■ **EXERCISE AIM**: Format the data below as a numbered list, beginning at the line that has "Itemize the components" and stopping after the line that has "candle-body (157, 318, 165, 358)". Leave out any blank lines.

■ **INPUT**:
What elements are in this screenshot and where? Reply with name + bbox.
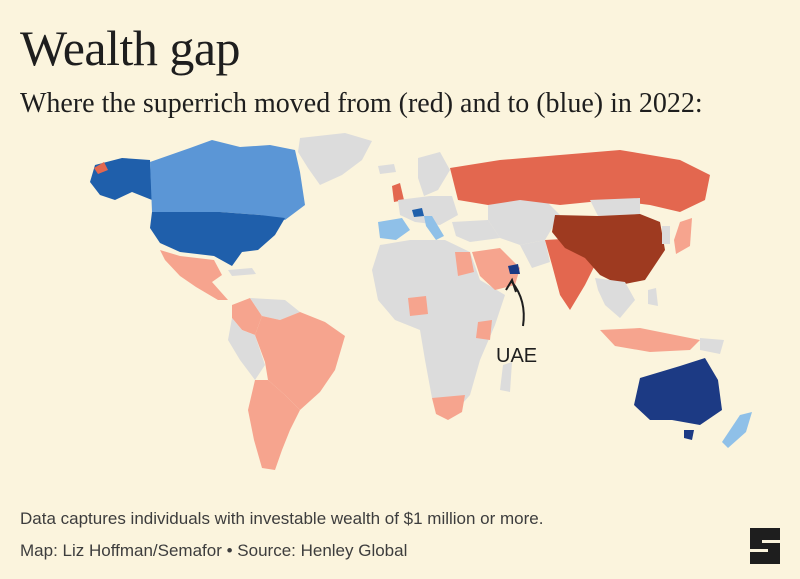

--

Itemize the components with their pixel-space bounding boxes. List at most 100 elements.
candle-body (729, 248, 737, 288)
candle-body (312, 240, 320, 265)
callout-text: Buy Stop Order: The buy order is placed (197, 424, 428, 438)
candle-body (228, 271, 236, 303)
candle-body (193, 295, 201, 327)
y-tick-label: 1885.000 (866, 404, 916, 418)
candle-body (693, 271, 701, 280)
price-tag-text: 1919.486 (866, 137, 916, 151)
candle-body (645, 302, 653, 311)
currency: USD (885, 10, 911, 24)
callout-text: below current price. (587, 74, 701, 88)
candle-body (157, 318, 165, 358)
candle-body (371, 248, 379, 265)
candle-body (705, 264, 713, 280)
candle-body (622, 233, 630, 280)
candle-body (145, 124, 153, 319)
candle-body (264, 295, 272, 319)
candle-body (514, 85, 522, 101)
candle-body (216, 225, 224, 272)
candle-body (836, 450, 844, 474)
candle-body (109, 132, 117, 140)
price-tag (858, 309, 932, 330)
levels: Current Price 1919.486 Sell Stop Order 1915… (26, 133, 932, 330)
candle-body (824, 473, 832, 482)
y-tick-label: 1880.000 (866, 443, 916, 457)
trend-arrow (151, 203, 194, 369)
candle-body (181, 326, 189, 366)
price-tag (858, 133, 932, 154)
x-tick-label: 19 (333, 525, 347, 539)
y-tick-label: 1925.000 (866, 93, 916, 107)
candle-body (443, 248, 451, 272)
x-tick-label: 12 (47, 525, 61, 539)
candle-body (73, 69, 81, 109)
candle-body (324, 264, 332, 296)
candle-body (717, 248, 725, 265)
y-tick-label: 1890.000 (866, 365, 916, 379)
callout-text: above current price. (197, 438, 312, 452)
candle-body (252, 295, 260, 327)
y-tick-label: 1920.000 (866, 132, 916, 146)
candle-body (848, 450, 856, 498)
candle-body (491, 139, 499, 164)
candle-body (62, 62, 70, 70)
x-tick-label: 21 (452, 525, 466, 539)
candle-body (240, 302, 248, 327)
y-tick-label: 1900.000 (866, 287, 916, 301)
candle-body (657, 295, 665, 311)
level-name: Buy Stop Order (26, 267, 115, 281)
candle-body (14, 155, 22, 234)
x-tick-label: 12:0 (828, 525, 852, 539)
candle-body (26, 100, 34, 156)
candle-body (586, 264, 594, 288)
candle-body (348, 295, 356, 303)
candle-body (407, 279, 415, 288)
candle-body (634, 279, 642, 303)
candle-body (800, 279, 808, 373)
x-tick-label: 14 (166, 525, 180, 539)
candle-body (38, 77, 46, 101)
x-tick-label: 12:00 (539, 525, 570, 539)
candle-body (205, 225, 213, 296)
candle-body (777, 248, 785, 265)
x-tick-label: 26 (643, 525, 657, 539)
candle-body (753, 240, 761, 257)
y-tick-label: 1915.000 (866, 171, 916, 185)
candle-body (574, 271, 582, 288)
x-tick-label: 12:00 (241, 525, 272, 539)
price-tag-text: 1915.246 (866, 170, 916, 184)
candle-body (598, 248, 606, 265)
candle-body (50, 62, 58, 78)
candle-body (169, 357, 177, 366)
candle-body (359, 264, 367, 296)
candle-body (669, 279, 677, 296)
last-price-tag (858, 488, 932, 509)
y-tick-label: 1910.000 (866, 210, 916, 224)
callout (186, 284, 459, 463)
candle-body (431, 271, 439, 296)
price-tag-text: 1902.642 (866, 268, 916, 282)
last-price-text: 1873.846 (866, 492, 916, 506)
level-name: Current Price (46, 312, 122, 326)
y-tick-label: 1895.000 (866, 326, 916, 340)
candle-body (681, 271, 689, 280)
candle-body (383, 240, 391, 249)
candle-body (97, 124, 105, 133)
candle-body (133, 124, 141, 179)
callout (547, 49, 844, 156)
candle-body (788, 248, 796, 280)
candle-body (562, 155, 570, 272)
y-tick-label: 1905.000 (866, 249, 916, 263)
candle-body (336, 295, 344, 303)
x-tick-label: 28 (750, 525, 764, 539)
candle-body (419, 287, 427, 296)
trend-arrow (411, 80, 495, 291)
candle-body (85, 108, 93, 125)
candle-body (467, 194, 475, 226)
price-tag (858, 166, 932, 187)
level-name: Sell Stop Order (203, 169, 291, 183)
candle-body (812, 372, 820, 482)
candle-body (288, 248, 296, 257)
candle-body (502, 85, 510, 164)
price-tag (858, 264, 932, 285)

■ **TASK OUTPUT**:
1. Itemize the components with their pixel-space bounding boxes. List at most 100 elements.
2. candle-body (729, 248, 737, 288)
3. candle-body (312, 240, 320, 265)
4. callout-text: Buy Stop Order: The buy order is placed (197, 424, 428, 438)
5. candle-body (228, 271, 236, 303)
6. candle-body (193, 295, 201, 327)
7. y-tick-label: 1885.000 (866, 404, 916, 418)
8. candle-body (693, 271, 701, 280)
9. price-tag-text: 1919.486 (866, 137, 916, 151)
10. candle-body (645, 302, 653, 311)
11. currency: USD (885, 10, 911, 24)
12. callout-text: below current price. (587, 74, 701, 88)
13. candle-body (157, 318, 165, 358)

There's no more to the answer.